— START —

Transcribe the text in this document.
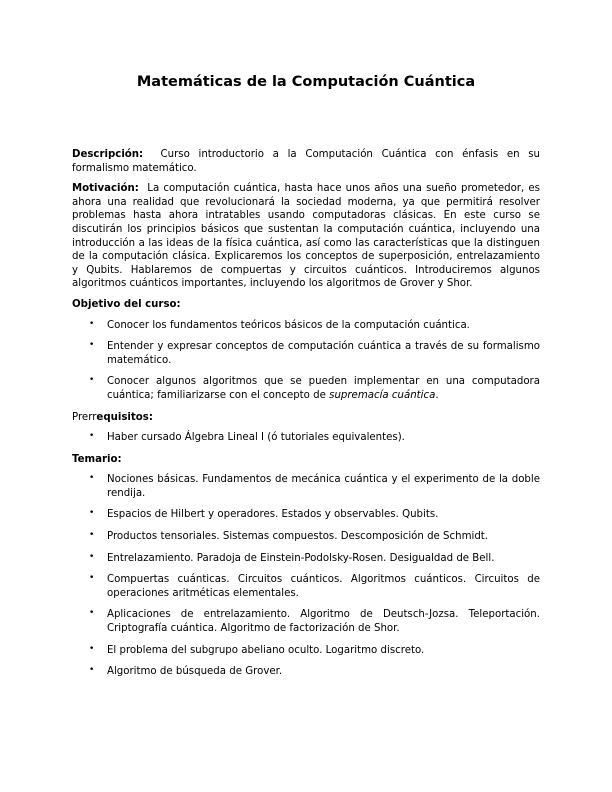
Matemáticas de la Computación Cuántica

Descripción: Curso introductorio a la Computación Cuántica con énfasis en su formalismo matemático.

Motivación: La computación cuántica, hasta hace unos años una sueño prometedor, es ahora una realidad que revolucionará la sociedad moderna, ya que permitirá resolver problemas hasta ahora intratables usando computadoras clásicas. En este curso se discutirán los principios básicos que sustentan la computación cuántica, incluyendo una introducción a las ideas de la física cuántica, así como las características que la distinguen de la computación clásica. Explicaremos los conceptos de superposición, entrelazamiento y Qubits. Hablaremos de compuertas y circuitos cuánticos. Introduciremos algunos algoritmos cuánticos importantes, incluyendo los algoritmos de Grover y Shor.

Objetivo del curso:
• Conocer los fundamentos teóricos básicos de la computación cuántica.
• Entender y expresar conceptos de computación cuántica a través de su formalismo matemático.
• Conocer algunos algoritmos que se pueden implementar en una computadora cuántica; familiarizarse con el concepto de supremacía cuántica.
Prerrequisitos:
• Haber cursado Álgebra Lineal I (ó tutoriales equivalentes).
Temario:
• Nociones básicas. Fundamentos de mecánica cuántica y el experimento de la doble rendija.
• Espacios de Hilbert y operadores. Estados y observables. Qubits.
• Productos tensoriales. Sistemas compuestos. Descomposición de Schmidt.
• Entrelazamiento. Paradoja de Einstein-Podolsky-Rosen. Desigualdad de Bell.
• Compuertas cuánticas. Circuitos cuánticos. Algoritmos cuánticos. Circuitos de operaciones aritméticas elementales.
• Aplicaciones de entrelazamiento. Algoritmo de Deutsch-Jozsa. Teleportación. Criptografía cuántica. Algoritmo de factorización de Shor.
• El problema del subgrupo abeliano oculto. Logaritmo discreto.
• Algoritmo de búsqueda de Grover.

— END —

## Task goal:
Of the lines above, copy each that contains "cuánticos".

## Problem solution:
Motivación: La computación cuántica, hasta hace unos años una sueño prometedor, es ahora una realidad que revolucionará la sociedad moderna, ya que permitirá resolver problemas hasta ahora intratables usando computadoras clásicas. En este curso se discutirán los principios básicos que sustentan la computación cuántica, incluyendo una introducción a las ideas de la física cuántica, así como las características que la distinguen de la computación clásica. Explicaremos los conceptos de superposición, entrelazamiento y Qubits. Hablaremos de compuertas y circuitos cuánticos. Introduciremos algunos algoritmos cuánticos importantes, incluyendo los algoritmos de Grover y Shor.
• Compuertas cuánticas. Circuitos cuánticos. Algoritmos cuánticos. Circuitos de operaciones aritméticas elementales.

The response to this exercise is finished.